══ Stored data
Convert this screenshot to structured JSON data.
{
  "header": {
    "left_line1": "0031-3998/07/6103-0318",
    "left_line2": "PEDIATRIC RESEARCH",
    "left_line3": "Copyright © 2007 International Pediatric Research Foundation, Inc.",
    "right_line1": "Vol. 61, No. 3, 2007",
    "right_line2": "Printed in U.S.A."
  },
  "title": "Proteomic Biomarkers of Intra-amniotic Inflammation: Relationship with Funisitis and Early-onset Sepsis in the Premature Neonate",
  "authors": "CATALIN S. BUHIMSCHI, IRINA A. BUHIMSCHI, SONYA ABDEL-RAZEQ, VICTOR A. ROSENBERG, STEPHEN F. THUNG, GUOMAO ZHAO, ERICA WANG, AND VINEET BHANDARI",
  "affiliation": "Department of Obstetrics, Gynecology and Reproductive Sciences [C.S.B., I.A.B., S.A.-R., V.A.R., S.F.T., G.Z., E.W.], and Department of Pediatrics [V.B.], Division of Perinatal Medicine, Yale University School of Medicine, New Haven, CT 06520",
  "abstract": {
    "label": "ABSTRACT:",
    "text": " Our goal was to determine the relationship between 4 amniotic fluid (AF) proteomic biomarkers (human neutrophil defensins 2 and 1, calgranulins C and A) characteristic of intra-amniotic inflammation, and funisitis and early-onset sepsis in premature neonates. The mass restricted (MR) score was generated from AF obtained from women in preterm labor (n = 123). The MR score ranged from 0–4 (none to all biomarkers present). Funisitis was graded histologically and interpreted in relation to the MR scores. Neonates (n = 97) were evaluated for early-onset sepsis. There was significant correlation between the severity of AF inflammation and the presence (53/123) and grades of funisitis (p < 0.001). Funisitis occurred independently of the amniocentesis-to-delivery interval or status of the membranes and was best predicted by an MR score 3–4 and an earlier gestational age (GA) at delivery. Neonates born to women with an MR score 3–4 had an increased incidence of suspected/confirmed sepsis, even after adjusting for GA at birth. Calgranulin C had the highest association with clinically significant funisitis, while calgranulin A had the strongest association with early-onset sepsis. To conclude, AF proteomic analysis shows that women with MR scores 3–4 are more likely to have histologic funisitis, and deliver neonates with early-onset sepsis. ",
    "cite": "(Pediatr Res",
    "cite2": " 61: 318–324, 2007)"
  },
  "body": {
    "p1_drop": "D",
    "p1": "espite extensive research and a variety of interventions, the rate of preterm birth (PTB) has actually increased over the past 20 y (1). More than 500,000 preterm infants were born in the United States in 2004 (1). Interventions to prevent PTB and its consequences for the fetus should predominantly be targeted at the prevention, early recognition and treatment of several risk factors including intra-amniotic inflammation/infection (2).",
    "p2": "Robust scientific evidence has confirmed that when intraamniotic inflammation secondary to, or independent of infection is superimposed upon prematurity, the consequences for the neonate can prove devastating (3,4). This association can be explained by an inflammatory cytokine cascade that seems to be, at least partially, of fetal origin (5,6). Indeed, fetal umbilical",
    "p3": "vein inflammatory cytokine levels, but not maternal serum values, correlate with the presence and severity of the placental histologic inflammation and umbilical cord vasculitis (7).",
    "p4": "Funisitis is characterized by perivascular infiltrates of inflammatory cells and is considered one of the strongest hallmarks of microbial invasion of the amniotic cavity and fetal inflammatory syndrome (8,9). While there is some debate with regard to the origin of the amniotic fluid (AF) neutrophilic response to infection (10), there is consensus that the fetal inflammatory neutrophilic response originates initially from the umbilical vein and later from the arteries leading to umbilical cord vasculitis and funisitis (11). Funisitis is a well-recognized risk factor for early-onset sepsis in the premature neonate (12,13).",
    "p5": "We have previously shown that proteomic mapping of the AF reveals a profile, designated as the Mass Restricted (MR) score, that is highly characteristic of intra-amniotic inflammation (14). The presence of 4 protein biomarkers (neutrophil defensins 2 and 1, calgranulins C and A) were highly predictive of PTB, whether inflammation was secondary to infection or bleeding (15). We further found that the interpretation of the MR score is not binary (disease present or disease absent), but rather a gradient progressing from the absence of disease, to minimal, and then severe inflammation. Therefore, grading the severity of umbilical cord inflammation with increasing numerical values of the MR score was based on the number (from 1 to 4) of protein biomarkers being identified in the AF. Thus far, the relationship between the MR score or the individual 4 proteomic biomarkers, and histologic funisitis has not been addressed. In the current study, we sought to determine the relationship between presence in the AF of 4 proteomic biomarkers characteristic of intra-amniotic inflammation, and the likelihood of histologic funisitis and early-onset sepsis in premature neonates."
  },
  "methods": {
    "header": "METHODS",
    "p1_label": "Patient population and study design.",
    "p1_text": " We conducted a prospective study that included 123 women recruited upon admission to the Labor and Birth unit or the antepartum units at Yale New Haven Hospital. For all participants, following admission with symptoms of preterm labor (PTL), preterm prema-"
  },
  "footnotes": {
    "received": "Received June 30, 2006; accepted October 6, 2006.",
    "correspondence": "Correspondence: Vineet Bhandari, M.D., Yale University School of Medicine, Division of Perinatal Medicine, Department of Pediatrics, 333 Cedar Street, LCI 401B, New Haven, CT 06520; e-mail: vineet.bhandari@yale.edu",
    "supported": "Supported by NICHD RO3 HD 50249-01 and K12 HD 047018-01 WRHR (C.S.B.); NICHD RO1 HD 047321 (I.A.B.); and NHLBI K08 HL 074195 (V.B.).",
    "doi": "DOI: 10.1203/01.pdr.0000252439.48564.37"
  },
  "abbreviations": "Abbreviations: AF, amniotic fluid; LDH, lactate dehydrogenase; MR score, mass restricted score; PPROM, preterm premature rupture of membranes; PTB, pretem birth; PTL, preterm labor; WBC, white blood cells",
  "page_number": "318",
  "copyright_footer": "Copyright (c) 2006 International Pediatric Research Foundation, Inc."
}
════
Work to be completed> Look through the entries above; find each line with the word "School" and copy it.

Task response>
  "affiliation": "Department of Obstetrics, Gynecology and Reproductive Sciences [C.S.B., I.A.B., S.A.-R., V.A.R., S.F.T., G.Z., E.W.], and Department of Pediatrics [V.B.], Division of Perinatal Medicine, Yale University School of Medicine, New Haven, CT 06520",
    "correspondence": "Correspondence: Vineet Bhandari, M.D., Yale University School of Medicine, Division of Perinatal Medicine, Department of Pediatrics, 333 Cedar Street, LCI 401B, New Haven, CT 06520; e-mail: vineet.bhandari@yale.edu",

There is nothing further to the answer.